DIRECTIONS: Retype each record below word for word. Leave the pictures out.

RECORDS TO USE:
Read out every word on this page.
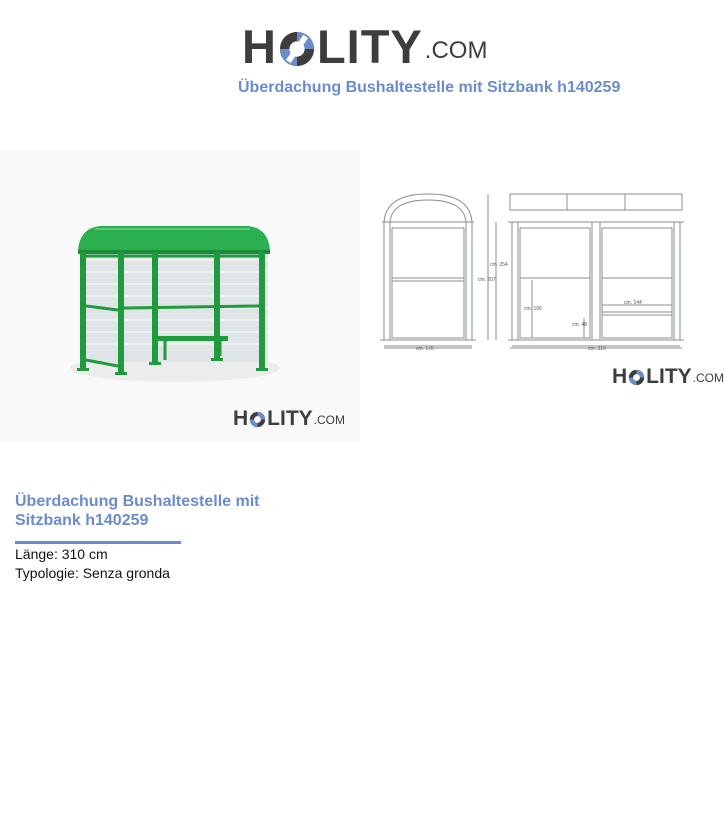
H LITY .COM
Überdachung Bushaltestelle mit Sitzbank h140259
H LITY .COM
cm. 254
cm. 207
cm. 176
cm. 105
cm. 48
cm. 144
cm. 310
H LITY .COM
Überdachung Bushaltestelle mit Sitzbank h140259
Länge: 310 cm
Typologie: Senza gronda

EXERCISE ANSWER:
Read out every word on this page.
H LITY .COM
Überdachung Bushaltestelle mit Sitzbank h140259
H LITY .COM
cm. 254
cm. 207
cm. 176
cm. 105
cm. 48
cm. 144
cm. 310
H LITY .COM
Überdachung Bushaltestelle mit Sitzbank h140259
Länge: 310 cm
Typologie: Senza gronda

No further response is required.